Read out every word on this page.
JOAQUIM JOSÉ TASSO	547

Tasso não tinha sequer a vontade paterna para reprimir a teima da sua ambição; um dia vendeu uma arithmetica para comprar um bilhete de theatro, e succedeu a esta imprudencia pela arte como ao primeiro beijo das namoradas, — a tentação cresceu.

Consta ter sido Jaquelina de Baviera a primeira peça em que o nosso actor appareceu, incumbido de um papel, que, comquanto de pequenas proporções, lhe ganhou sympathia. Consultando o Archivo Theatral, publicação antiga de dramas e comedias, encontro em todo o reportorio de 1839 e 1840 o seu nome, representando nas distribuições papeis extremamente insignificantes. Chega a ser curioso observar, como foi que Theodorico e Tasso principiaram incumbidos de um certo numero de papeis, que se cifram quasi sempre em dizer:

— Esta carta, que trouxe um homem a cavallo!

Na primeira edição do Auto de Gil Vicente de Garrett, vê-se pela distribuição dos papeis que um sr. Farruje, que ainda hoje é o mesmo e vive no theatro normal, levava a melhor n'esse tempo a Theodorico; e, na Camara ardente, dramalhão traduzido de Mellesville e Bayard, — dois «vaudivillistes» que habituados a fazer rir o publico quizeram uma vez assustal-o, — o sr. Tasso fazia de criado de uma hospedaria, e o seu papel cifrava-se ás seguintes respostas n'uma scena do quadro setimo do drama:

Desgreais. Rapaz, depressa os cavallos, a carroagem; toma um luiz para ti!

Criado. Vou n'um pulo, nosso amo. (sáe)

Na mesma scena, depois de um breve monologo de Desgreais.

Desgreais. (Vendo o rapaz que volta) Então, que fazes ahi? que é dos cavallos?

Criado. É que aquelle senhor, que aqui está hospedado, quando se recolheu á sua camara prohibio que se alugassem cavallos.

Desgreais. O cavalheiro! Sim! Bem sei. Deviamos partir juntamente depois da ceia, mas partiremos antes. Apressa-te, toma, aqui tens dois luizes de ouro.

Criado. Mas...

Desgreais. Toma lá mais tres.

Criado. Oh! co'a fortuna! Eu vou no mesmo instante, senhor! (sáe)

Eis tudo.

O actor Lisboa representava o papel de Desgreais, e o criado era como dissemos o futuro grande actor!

_Written instruction_: Copy each line holding the word "mesmo" from the listing above.

_Expected answer_:
Na primeira edição do Auto de Gil Vicente de Garrett, vê-se pela distribuição dos papeis que um sr. Farruje, que ainda hoje é o mesmo e vive no theatro normal, levava a melhor n'esse tempo a Theodorico; e, na Camara ardente, dramalhão traduzido de Mellesville e Bayard, — dois «vaudivillistes» que habituados a fazer rir o publico quizeram uma vez assustal-o, — o sr. Tasso fazia de criado de uma hospedaria, e o seu papel cifrava-se ás seguintes respostas n'uma scena do quadro setimo do drama:
Criado. Oh! co'a fortuna! Eu vou no mesmo instante, senhor! (sáe)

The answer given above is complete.